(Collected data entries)

● ● ●

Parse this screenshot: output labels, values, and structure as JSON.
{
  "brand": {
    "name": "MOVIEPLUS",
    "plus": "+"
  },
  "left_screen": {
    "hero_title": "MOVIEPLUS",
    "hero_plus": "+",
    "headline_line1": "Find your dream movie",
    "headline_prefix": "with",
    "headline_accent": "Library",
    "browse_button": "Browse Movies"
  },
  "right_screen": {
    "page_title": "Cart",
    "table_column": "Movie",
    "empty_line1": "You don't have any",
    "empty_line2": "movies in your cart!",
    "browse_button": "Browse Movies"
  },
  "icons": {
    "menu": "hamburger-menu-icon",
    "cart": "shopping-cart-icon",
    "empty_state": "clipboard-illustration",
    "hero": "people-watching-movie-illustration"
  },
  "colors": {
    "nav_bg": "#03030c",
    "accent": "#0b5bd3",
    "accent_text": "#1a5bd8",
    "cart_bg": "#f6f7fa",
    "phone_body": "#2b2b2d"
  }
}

● ● ●

Required work | All of the entries must be quoted exactly; please include each one.

Solution for this exercise |
Parse this screenshot: output labels, values, and structure as JSON.
{
  "brand": {
    "name": "MOVIEPLUS",
    "plus": "+"
  },
  "left_screen": {
    "hero_title": "MOVIEPLUS",
    "hero_plus": "+",
    "headline_line1": "Find your dream movie",
    "headline_prefix": "with",
    "headline_accent": "Library",
    "browse_button": "Browse Movies"
  },
  "right_screen": {
    "page_title": "Cart",
    "table_column": "Movie",
    "empty_line1": "You don't have any",
    "empty_line2": "movies in your cart!",
    "browse_button": "Browse Movies"
  },
  "icons": {
    "menu": "hamburger-menu-icon",
    "cart": "shopping-cart-icon",
    "empty_state": "clipboard-illustration",
    "hero": "people-watching-movie-illustration"
  },
  "colors": {
    "nav_bg": "#03030c",
    "accent": "#0b5bd3",
    "accent_text": "#1a5bd8",
    "cart_bg": "#f6f7fa",
    "phone_body": "#2b2b2d"
  }
}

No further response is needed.